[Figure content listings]
★ ★ ★
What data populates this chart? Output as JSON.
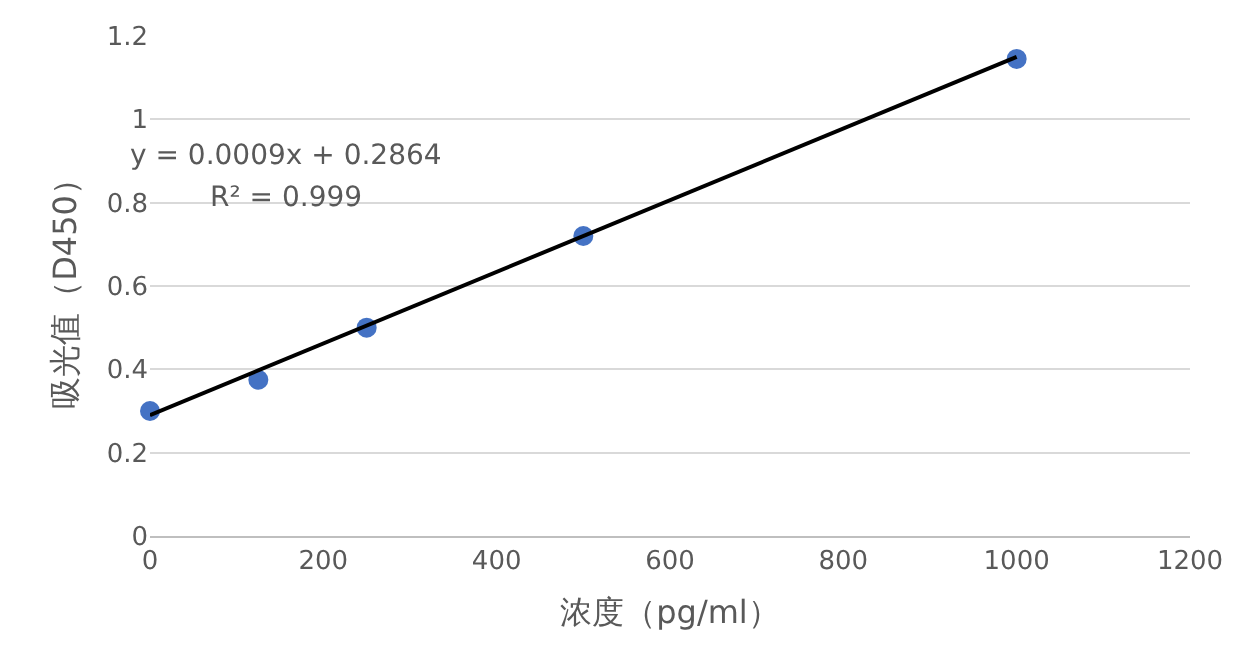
{
  "chart_data": {
    "type": "scatter",
    "xlabel": "浓度（pg/ml）",
    "ylabel": "吸光值（D450）",
    "annotations": [
      "y = 0.0009x + 0.2864",
      "R² = 0.999"
    ],
    "series": [
      {
        "color": "#4472c4",
        "marker": "circle",
        "x": [
          0,
          125,
          250,
          500,
          1000
        ],
        "values": [
          0.3,
          0.375,
          0.5,
          0.72,
          1.145
        ]
      },
      {
        "type": "line",
        "marker": "none",
        "color": "#000000",
        "x": [
          0,
          1000
        ],
        "values": [
          0.29,
          1.15
        ]
      }
    ],
    "xlim": [
      0,
      1200
    ],
    "xticks": [
      0,
      200,
      400,
      600,
      800,
      1000,
      1200
    ],
    "ylim": [
      0,
      1.2
    ],
    "yticks": [
      0,
      0.2,
      0.4,
      0.6,
      0.8,
      1,
      1.2
    ],
    "grid": "y"
  }
}
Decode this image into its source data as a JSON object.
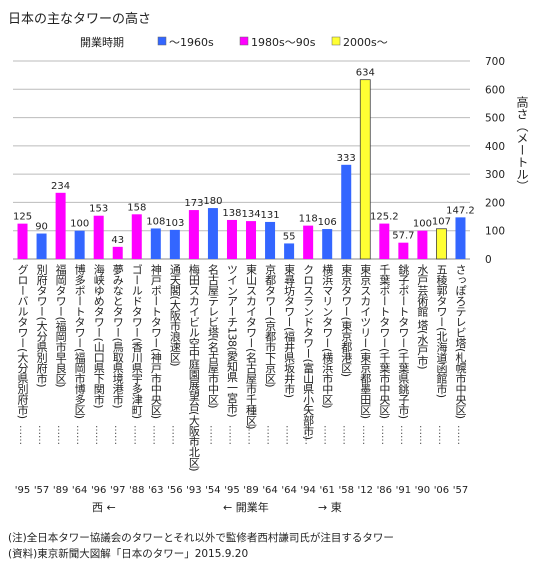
{
  "title": "日本の主なタワーの高さ",
  "legend": {
    "label": "開業時期",
    "items": [
      {
        "name": "〜1960s",
        "color": "#3366ff"
      },
      {
        "name": "1980s〜90s",
        "color": "#ff00ff"
      },
      {
        "name": "2000s〜",
        "color": "#ffff33"
      }
    ]
  },
  "notes": {
    "note1": "(注)全日本タワー協議会のタワーとそれ以外で監修者西村謙司氏が注目するタワー",
    "note2": "(資料)東京新聞大図解「日本のタワー」2015.9.20"
  },
  "chart_data": {
    "type": "bar",
    "title": "日本の主なタワーの高さ",
    "ylabel": "高さ（メートル）",
    "xlabel": "開業年",
    "ylim": [
      0,
      700
    ],
    "yticks": [
      0,
      100,
      200,
      300,
      400,
      500,
      600,
      700
    ],
    "grid": true,
    "legend_position": "top",
    "direction": {
      "west": "西",
      "east": "東",
      "west_arrow": "←",
      "east_arrow": "→"
    },
    "leader": "……",
    "era_colors": {
      "1960s": "#3366ff",
      "1980s": "#ff00ff",
      "2000s": "#ffff33"
    },
    "categories": [
      {
        "name": "グローバルタワー(大分県別府市)",
        "value": 125,
        "label": "125",
        "year": "'95",
        "era": "1980s"
      },
      {
        "name": "別府タワー(大分県別府市)",
        "value": 90,
        "label": "90",
        "year": "'57",
        "era": "1960s"
      },
      {
        "name": "福岡タワー(福岡市早良区)",
        "value": 234,
        "label": "234",
        "year": "'89",
        "era": "1980s"
      },
      {
        "name": "博多ポートタワー(福岡市博多区)",
        "value": 100,
        "label": "100",
        "year": "'64",
        "era": "1960s"
      },
      {
        "name": "海峡ゆめタワー(山口県下関市)",
        "value": 153,
        "label": "153",
        "year": "'96",
        "era": "1980s"
      },
      {
        "name": "夢みなとタワー(鳥取県境港市)",
        "value": 43,
        "label": "43",
        "year": "'97",
        "era": "1980s"
      },
      {
        "name": "ゴールドタワー(香川県宇多津町)",
        "value": 158,
        "label": "158",
        "year": "'88",
        "era": "1980s"
      },
      {
        "name": "神戸ポートタワー(神戸市中央区)",
        "value": 108,
        "label": "108",
        "year": "'63",
        "era": "1960s"
      },
      {
        "name": "通天閣(大阪市浪速区)",
        "value": 103,
        "label": "103",
        "year": "'56",
        "era": "1960s"
      },
      {
        "name": "梅田スカイビル空中庭園展望台(大阪市北区)",
        "value": 173,
        "label": "173",
        "year": "'93",
        "era": "1980s"
      },
      {
        "name": "名古屋テレビ塔(名古屋市中区)",
        "value": 180,
        "label": "180",
        "year": "'54",
        "era": "1960s"
      },
      {
        "name": "ツインアーチ138(愛知県一宮市)",
        "value": 138,
        "label": "138",
        "year": "'95",
        "era": "1980s"
      },
      {
        "name": "東山スカイタワー(名古屋市千種区)",
        "value": 134,
        "label": "134",
        "year": "'89",
        "era": "1980s"
      },
      {
        "name": "京都タワー(京都市下京区)",
        "value": 131,
        "label": "131",
        "year": "'64",
        "era": "1960s"
      },
      {
        "name": "東尋坊タワー(福井県坂井市)",
        "value": 55,
        "label": "55",
        "year": "'64",
        "era": "1960s"
      },
      {
        "name": "クロスランドタワー(富山県小矢部市)",
        "value": 118,
        "label": "118",
        "year": "'94",
        "era": "1980s"
      },
      {
        "name": "横浜マリンタワー(横浜市中区)",
        "value": 106,
        "label": "106",
        "year": "'61",
        "era": "1960s"
      },
      {
        "name": "東京タワー(東京都港区)",
        "value": 333,
        "label": "333",
        "year": "'58",
        "era": "1960s"
      },
      {
        "name": "東京スカイツリー(東京都墨田区)",
        "value": 634,
        "label": "634",
        "year": "'12",
        "era": "2000s"
      },
      {
        "name": "千葉ポートタワー(千葉市中央区)",
        "value": 125.2,
        "label": "125.2",
        "year": "'86",
        "era": "1980s"
      },
      {
        "name": "銚子ポートタワー(千葉県銚子市)",
        "value": 57.7,
        "label": "57.7",
        "year": "'91",
        "era": "1980s"
      },
      {
        "name": "水戸芸術館 塔(水戸市)",
        "value": 100,
        "label": "100",
        "year": "'90",
        "era": "1980s"
      },
      {
        "name": "五稜郭タワー(北海道函館市)",
        "value": 107,
        "label": "107",
        "year": "'06",
        "era": "2000s"
      },
      {
        "name": "さっぽろテレビ塔(札幌市中央区)",
        "value": 147.2,
        "label": "147.2",
        "year": "'57",
        "era": "1960s"
      }
    ]
  }
}
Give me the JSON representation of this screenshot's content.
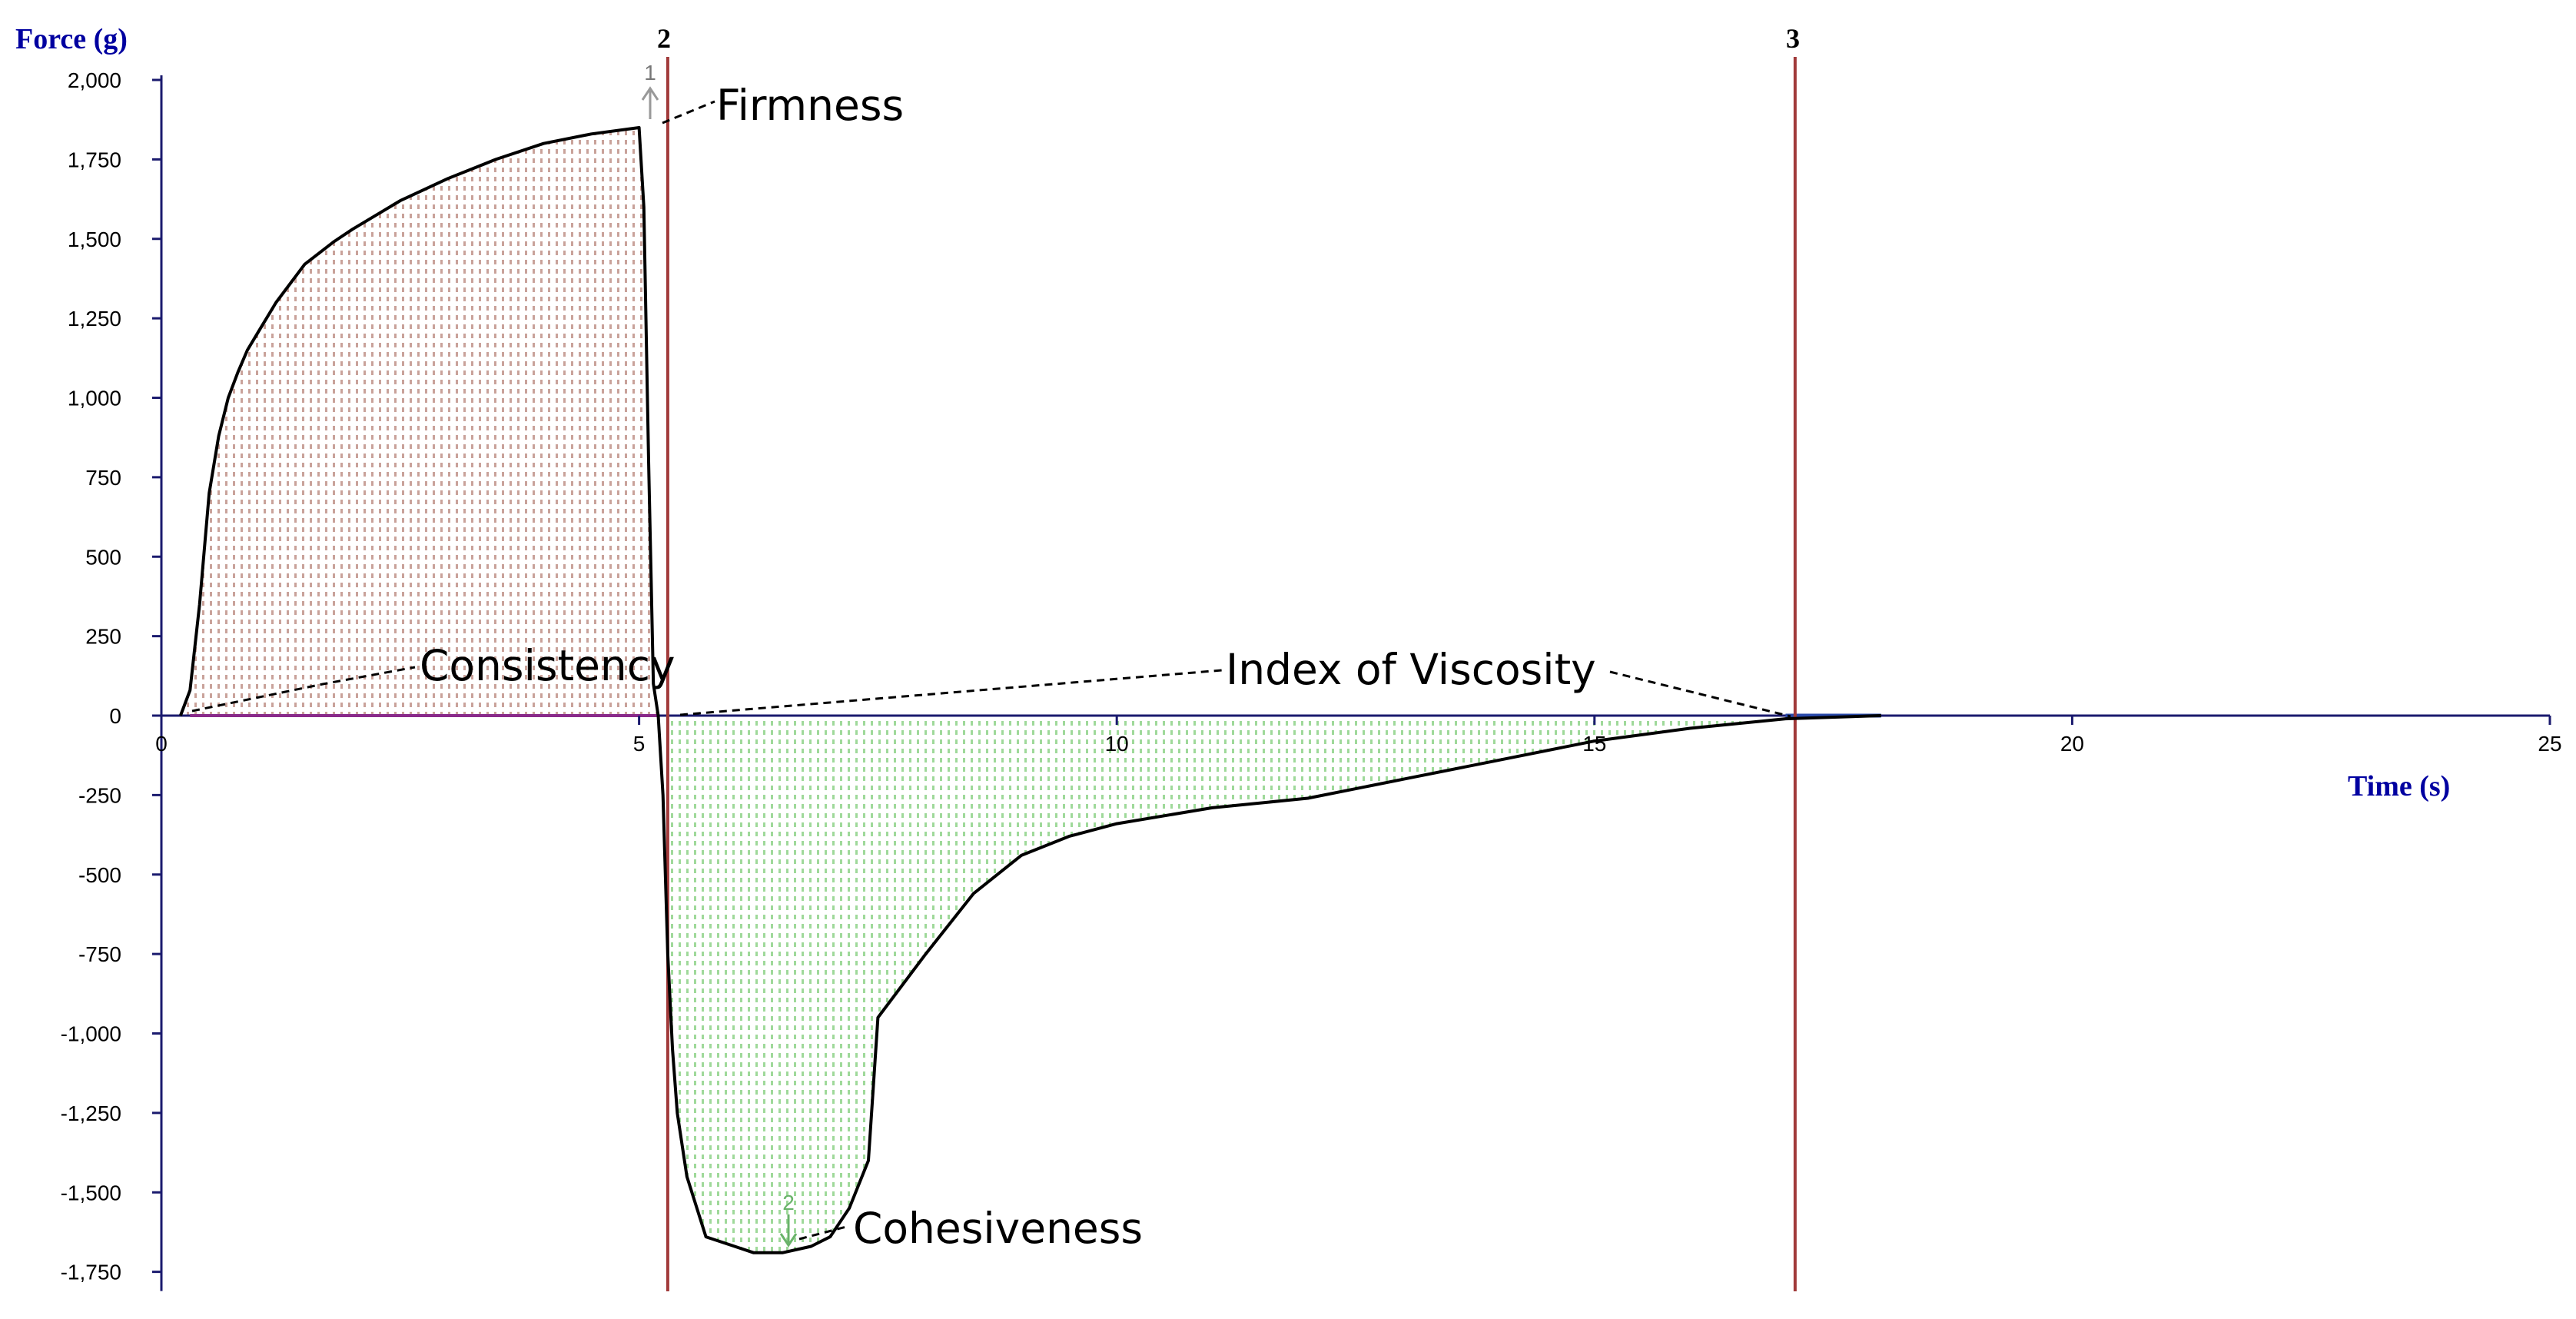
★ ★ ★
Transcribe the full listing above exactly as it stands, minus the pictures.

Solution:
What data populates this chart? Output as JSON.
{
  "chart_data": {
    "type": "scatter",
    "xlabel": "浓度（pg/ml）",
    "ylabel": "吸光值（D450）",
    "annotations": [
      "y = 0.0009x + 0.2864",
      "R² = 0.999"
    ],
    "series": [
      {
        "color": "#4472c4",
        "marker": "circle",
        "x": [
          0,
          125,
          250,
          500,
          1000
        ],
        "values": [
          0.3,
          0.375,
          0.5,
          0.72,
          1.145
        ]
      },
      {
        "type": "line",
        "marker": "none",
        "color": "#000000",
        "x": [
          0,
          1000
        ],
        "values": [
          0.29,
          1.15
        ]
      }
    ],
    "xlim": [
      0,
      1200
    ],
    "xticks": [
      0,
      200,
      400,
      600,
      800,
      1000,
      1200
    ],
    "ylim": [
      0,
      1.2
    ],
    "yticks": [
      0,
      0.2,
      0.4,
      0.6,
      0.8,
      1,
      1.2
    ],
    "grid": "y"
  }
}
Decode this image into its source data as a JSON object.
{
  "title": "日本の主なタワーの高さ",
  "legend": {
    "label": "開業時期",
    "items": [
      {
        "name": "〜1960s",
        "color": "#3366ff"
      },
      {
        "name": "1980s〜90s",
        "color": "#ff00ff"
      },
      {
        "name": "2000s〜",
        "color": "#ffff33"
      }
    ]
  },
  "notes": {
    "note1": "(注)全日本タワー協議会のタワーとそれ以外で監修者西村謙司氏が注目するタワー",
    "note2": "(資料)東京新聞大図解「日本のタワー」2015.9.20"
  },
  "chart_data": {
    "type": "bar",
    "title": "日本の主なタワーの高さ",
    "ylabel": "高さ（メートル）",
    "xlabel": "開業年",
    "ylim": [
      0,
      700
    ],
    "yticks": [
      0,
      100,
      200,
      300,
      400,
      500,
      600,
      700
    ],
    "grid": true,
    "legend_position": "top",
    "direction": {
      "west": "西",
      "east": "東",
      "west_arrow": "←",
      "east_arrow": "→"
    },
    "leader": "……",
    "era_colors": {
      "1960s": "#3366ff",
      "1980s": "#ff00ff",
      "2000s": "#ffff33"
    },
    "categories": [
      {
        "name": "グローバルタワー(大分県別府市)",
        "value": 125,
        "label": "125",
        "year": "'95",
        "era": "1980s"
      },
      {
        "name": "別府タワー(大分県別府市)",
        "value": 90,
        "label": "90",
        "year": "'57",
        "era": "1960s"
      },
      {
        "name": "福岡タワー(福岡市早良区)",
        "value": 234,
        "label": "234",
        "year": "'89",
        "era": "1980s"
      },
      {
        "name": "博多ポートタワー(福岡市博多区)",
        "value": 100,
        "label": "100",
        "year": "'64",
        "era": "1960s"
      },
      {
        "name": "海峡ゆめタワー(山口県下関市)",
        "value": 153,
        "label": "153",
        "year": "'96",
        "era": "1980s"
      },
      {
        "name": "夢みなとタワー(鳥取県境港市)",
        "value": 43,
        "label": "43",
        "year": "'97",
        "era": "1980s"
      },
      {
        "name": "ゴールドタワー(香川県宇多津町)",
        "value": 158,
        "label": "158",
        "year": "'88",
        "era": "1980s"
      },
      {
        "name": "神戸ポートタワー(神戸市中央区)",
        "value": 108,
        "label": "108",
        "year": "'63",
        "era": "1960s"
      },
      {
        "name": "通天閣(大阪市浪速区)",
        "value": 103,
        "label": "103",
        "year": "'56",
        "era": "1960s"
      },
      {
        "name": "梅田スカイビル空中庭園展望台(大阪市北区)",
        "value": 173,
        "label": "173",
        "year": "'93",
        "era": "1980s"
      },
      {
        "name": "名古屋テレビ塔(名古屋市中区)",
        "value": 180,
        "label": "180",
        "year": "'54",
        "era": "1960s"
      },
      {
        "name": "ツインアーチ138(愛知県一宮市)",
        "value": 138,
        "label": "138",
        "year": "'95",
        "era": "1980s"
      },
      {
        "name": "東山スカイタワー(名古屋市千種区)",
        "value": 134,
        "label": "134",
        "year": "'89",
        "era": "1980s"
      },
      {
        "name": "京都タワー(京都市下京区)",
        "value": 131,
        "label": "131",
        "year": "'64",
        "era": "1960s"
      },
      {
        "name": "東尋坊タワー(福井県坂井市)",
        "value": 55,
        "label": "55",
        "year": "'64",
        "era": "1960s"
      },
      {
        "name": "クロスランドタワー(富山県小矢部市)",
        "value": 118,
        "label": "118",
        "year": "'94",
        "era": "1980s"
      },
      {
        "name": "横浜マリンタワー(横浜市中区)",
        "value": 106,
        "label": "106",
        "year": "'61",
        "era": "1960s"
      },
      {
        "name": "東京タワー(東京都港区)",
        "value": 333,
        "label": "333",
        "year": "'58",
        "era": "1960s"
      },
      {
        "name": "東京スカイツリー(東京都墨田区)",
        "value": 634,
        "label": "634",
        "year": "'12",
        "era": "2000s"
      },
      {
        "name": "千葉ポートタワー(千葉市中央区)",
        "value": 125.2,
        "label": "125.2",
        "year": "'86",
        "era": "1980s"
      },
      {
        "name": "銚子ポートタワー(千葉県銚子市)",
        "value": 57.7,
        "label": "57.7",
        "year": "'91",
        "era": "1980s"
      },
      {
        "name": "水戸芸術館 塔(水戸市)",
        "value": 100,
        "label": "100",
        "year": "'90",
        "era": "1980s"
      },
      {
        "name": "五稜郭タワー(北海道函館市)",
        "value": 107,
        "label": "107",
        "year": "'06",
        "era": "2000s"
      },
      {
        "name": "さっぽろテレビ塔(札幌市中央区)",
        "value": 147.2,
        "label": "147.2",
        "year": "'57",
        "era": "1960s"
      }
    ]
  }
}
Give me the JSON representation of this screenshot's content.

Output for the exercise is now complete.